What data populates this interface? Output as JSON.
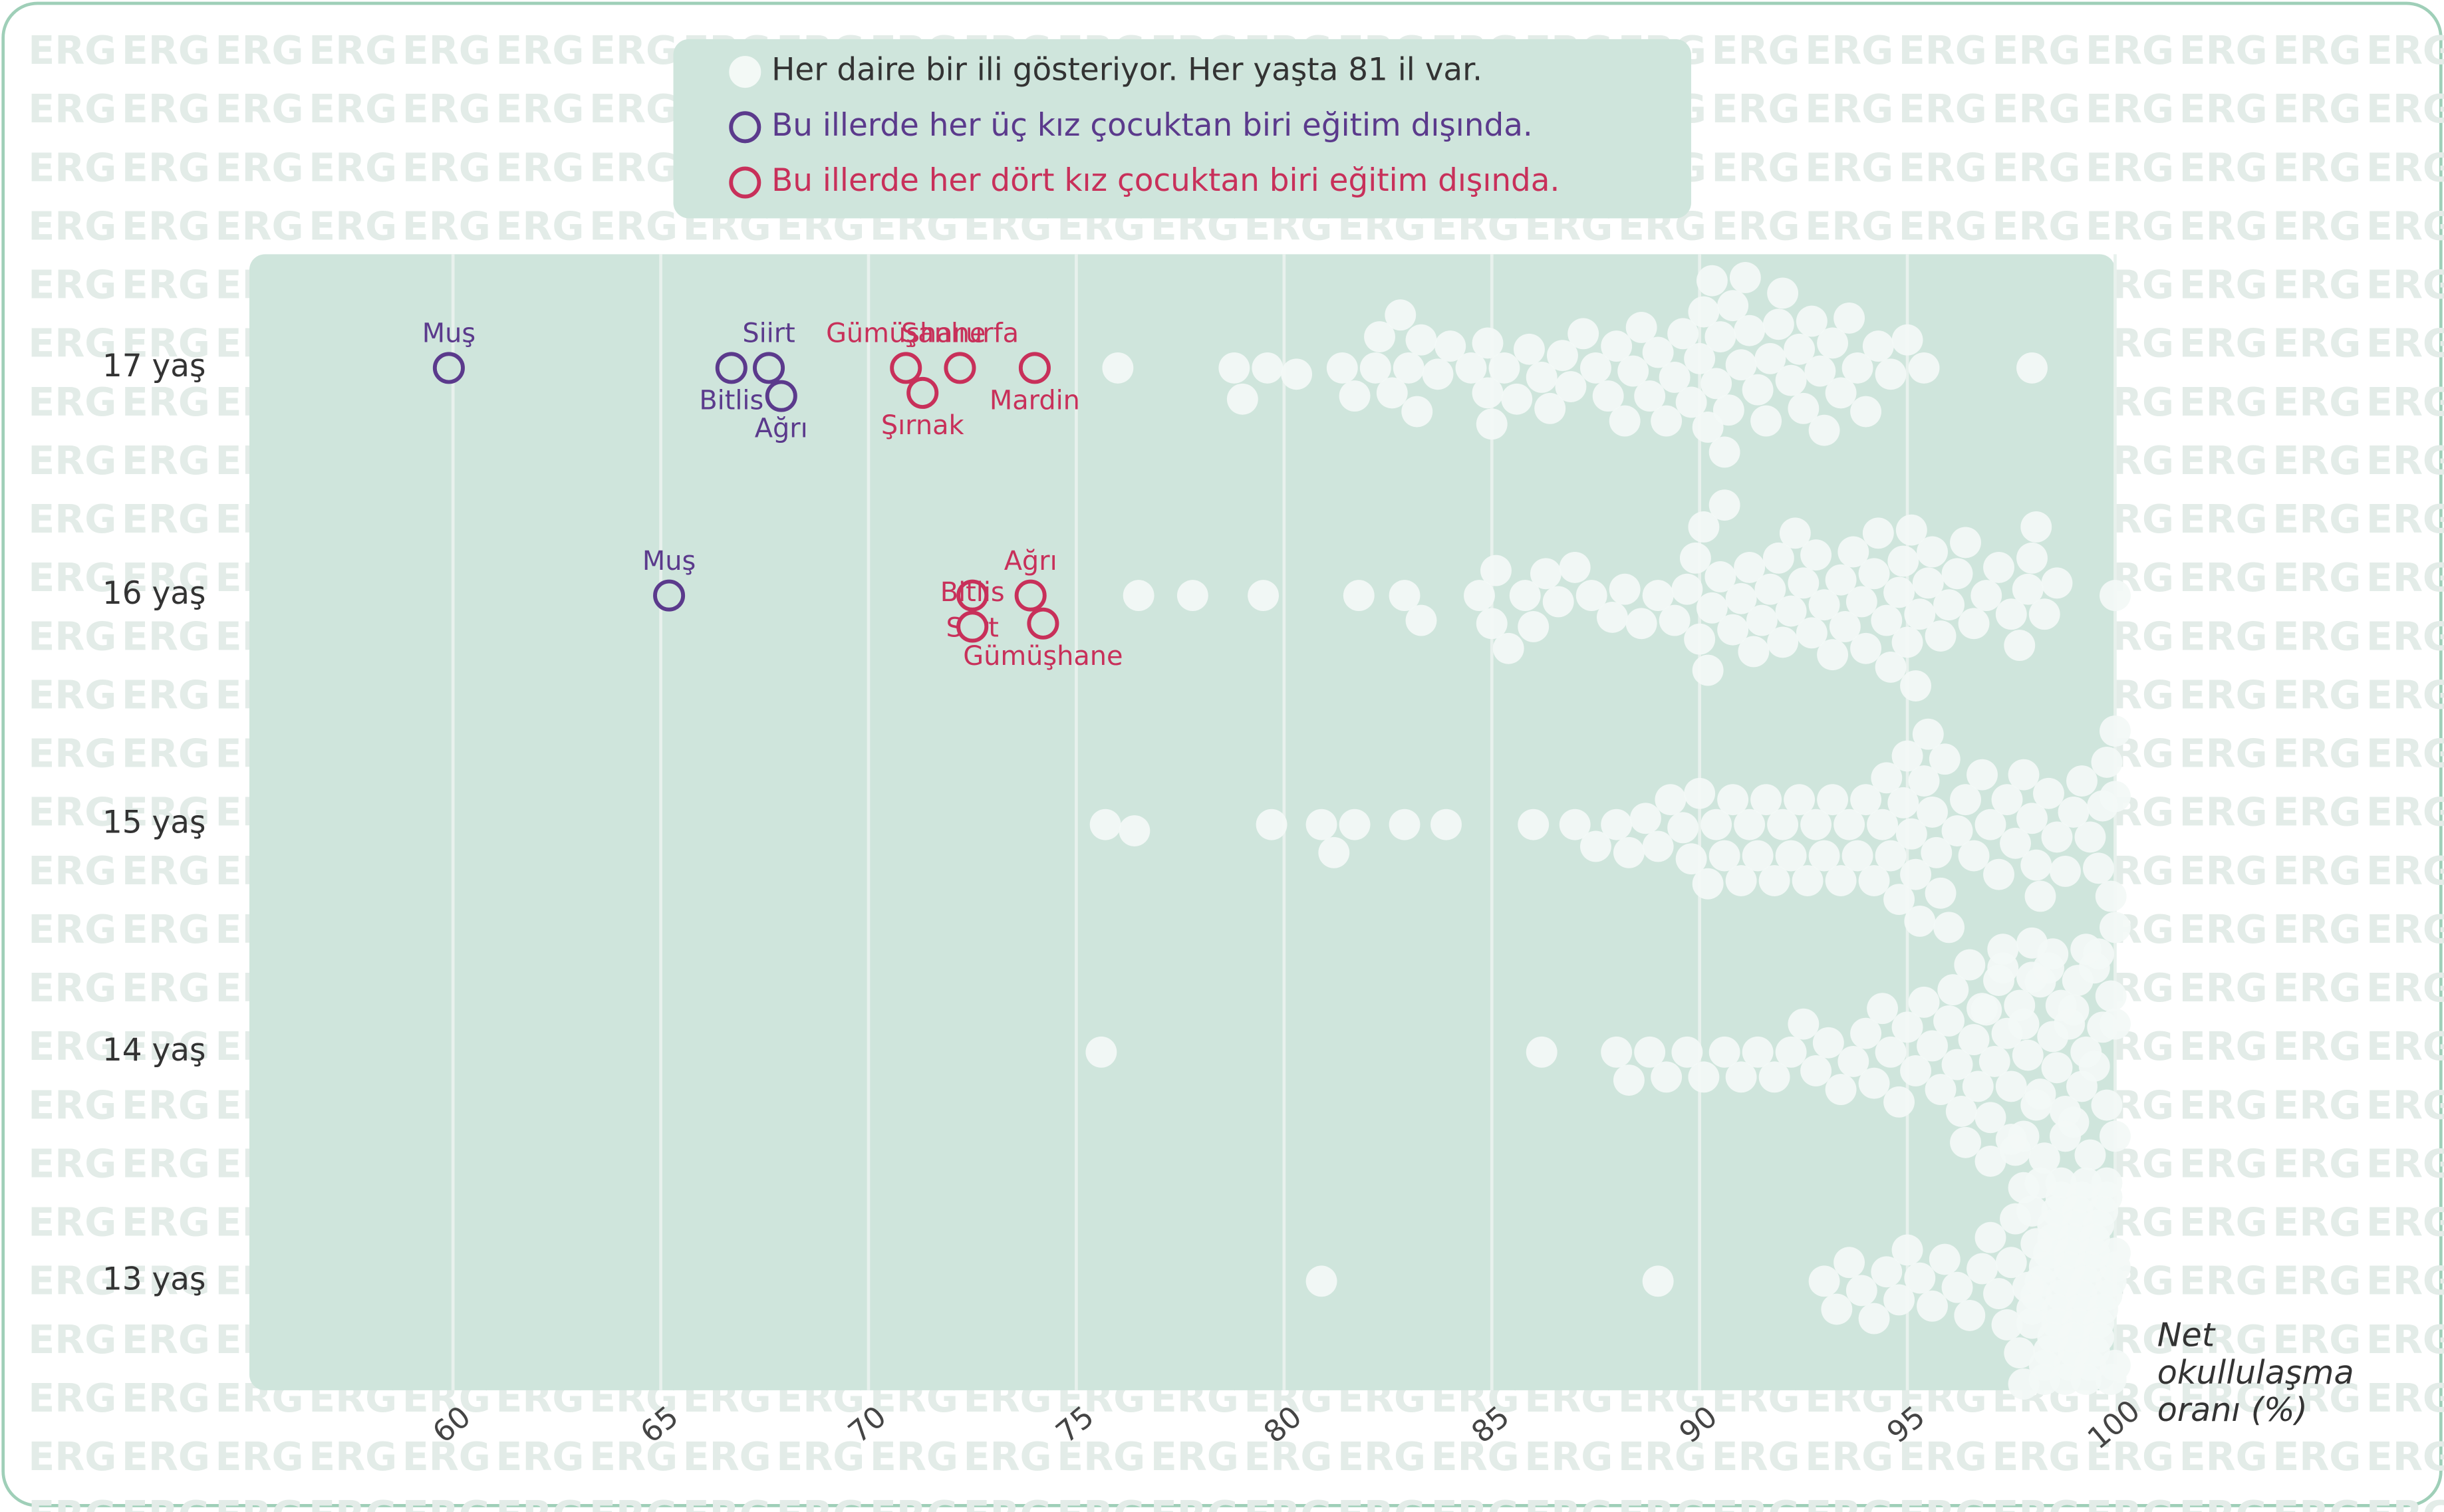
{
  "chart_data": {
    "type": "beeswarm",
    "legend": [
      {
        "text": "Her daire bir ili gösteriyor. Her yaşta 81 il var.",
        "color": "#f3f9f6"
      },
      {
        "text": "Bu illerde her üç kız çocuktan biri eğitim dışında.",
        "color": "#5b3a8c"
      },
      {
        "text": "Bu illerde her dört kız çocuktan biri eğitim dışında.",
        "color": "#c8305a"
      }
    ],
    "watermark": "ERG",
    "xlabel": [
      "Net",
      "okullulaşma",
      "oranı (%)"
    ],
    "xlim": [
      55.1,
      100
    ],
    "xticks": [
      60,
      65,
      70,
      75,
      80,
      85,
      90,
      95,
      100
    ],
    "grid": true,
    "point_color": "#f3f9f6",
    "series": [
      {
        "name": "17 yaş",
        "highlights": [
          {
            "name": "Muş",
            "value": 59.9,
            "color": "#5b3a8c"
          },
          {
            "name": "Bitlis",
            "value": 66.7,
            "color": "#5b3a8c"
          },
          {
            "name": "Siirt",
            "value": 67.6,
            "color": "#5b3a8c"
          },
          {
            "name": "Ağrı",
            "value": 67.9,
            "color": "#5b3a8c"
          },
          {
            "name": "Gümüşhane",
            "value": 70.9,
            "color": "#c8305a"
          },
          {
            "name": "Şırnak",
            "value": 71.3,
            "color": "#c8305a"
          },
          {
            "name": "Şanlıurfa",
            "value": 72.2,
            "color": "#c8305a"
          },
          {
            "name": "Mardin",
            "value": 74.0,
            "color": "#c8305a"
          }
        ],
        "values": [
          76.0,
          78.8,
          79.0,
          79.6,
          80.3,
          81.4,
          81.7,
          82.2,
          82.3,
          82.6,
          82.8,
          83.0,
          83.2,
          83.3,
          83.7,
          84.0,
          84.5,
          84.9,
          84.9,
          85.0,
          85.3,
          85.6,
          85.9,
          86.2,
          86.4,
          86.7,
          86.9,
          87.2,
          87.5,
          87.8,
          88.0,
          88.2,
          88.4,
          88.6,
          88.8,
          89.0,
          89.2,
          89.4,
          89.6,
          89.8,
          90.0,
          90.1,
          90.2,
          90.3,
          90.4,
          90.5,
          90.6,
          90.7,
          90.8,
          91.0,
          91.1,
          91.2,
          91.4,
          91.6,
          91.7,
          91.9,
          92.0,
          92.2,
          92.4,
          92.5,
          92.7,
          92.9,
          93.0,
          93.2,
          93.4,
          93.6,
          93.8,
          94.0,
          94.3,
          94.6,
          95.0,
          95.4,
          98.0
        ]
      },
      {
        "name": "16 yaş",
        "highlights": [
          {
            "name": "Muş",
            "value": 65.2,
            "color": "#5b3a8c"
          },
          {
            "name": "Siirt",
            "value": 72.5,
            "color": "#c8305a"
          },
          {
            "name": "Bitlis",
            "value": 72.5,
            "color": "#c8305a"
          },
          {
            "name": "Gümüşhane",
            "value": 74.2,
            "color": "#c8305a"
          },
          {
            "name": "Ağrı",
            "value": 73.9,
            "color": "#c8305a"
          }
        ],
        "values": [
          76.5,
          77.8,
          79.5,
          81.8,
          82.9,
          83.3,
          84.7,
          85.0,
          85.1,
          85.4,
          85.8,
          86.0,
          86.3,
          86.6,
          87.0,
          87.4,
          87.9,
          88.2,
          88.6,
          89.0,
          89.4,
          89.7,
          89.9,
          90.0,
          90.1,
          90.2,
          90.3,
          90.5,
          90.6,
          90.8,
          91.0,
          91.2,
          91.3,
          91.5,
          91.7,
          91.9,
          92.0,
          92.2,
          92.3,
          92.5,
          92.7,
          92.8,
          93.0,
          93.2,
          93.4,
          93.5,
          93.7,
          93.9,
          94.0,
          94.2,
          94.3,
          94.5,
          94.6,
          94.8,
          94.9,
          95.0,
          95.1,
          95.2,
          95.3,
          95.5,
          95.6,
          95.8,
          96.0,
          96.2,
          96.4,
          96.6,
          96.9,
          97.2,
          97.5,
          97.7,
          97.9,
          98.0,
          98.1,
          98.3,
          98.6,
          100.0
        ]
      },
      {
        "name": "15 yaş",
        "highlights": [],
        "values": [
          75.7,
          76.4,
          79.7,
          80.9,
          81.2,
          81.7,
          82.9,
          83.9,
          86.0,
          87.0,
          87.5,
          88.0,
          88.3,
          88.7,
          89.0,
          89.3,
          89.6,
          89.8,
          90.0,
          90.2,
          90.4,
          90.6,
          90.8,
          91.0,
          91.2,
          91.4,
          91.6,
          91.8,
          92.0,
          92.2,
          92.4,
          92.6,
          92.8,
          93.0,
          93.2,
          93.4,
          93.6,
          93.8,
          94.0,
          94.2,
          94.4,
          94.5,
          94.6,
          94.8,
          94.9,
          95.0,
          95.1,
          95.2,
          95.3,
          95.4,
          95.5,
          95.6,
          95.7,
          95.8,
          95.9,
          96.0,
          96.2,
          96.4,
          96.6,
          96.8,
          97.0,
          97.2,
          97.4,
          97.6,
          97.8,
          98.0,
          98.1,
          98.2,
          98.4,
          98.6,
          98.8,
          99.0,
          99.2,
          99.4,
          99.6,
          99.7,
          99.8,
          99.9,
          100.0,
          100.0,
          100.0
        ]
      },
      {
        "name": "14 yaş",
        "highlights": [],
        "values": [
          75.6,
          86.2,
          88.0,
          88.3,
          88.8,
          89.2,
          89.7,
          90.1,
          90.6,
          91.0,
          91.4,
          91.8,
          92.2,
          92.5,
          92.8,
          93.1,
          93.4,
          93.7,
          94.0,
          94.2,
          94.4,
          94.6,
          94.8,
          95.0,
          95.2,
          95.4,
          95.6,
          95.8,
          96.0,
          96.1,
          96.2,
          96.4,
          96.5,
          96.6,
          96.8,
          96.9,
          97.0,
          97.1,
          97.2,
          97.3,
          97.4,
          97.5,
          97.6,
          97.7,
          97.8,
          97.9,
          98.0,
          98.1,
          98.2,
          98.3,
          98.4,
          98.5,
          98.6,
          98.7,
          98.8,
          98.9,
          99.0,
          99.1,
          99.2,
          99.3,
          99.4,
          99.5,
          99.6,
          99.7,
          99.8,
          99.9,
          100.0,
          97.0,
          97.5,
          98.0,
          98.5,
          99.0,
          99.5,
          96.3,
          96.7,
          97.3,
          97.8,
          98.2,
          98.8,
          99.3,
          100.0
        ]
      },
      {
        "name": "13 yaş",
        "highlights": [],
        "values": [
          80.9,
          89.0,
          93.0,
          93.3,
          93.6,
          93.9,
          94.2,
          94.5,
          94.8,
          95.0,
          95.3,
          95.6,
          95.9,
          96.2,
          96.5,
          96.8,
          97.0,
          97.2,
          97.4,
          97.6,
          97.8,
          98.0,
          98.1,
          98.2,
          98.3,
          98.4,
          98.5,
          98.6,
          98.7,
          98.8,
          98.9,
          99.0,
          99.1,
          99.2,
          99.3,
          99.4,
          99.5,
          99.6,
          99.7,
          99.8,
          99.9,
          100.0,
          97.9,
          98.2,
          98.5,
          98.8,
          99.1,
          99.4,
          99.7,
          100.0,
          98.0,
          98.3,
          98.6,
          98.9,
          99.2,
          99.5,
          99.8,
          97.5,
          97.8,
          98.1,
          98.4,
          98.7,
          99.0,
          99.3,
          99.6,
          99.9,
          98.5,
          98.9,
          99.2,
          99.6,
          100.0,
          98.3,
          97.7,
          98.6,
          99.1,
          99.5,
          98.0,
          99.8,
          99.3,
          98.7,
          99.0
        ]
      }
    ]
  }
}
■ ■ ■ ■ ■
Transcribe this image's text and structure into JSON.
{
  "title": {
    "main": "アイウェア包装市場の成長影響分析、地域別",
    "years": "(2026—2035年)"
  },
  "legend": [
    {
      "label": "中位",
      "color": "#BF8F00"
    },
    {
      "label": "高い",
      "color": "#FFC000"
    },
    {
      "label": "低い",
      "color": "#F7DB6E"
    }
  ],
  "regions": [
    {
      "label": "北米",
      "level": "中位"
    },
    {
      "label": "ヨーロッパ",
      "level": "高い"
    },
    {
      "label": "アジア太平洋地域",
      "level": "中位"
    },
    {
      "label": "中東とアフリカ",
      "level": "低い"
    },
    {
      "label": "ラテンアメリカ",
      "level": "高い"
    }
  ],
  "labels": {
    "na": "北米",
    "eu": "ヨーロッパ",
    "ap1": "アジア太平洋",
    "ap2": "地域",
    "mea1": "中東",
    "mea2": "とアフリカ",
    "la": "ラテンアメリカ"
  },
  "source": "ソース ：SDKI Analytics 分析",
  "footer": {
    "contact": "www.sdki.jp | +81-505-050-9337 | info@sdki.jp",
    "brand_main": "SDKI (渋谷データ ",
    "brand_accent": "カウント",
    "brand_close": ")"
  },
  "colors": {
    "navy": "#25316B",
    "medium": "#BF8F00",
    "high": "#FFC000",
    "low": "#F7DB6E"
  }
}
■ ■ ■ ■ ■
Go through the material line by line. Show each line that contains the string "dışında".

## Response to the exercise
        "text": "Bu illerde her üç kız çocuktan biri eğitim dışında.",
        "text": "Bu illerde her dört kız çocuktan biri eğitim dışında.",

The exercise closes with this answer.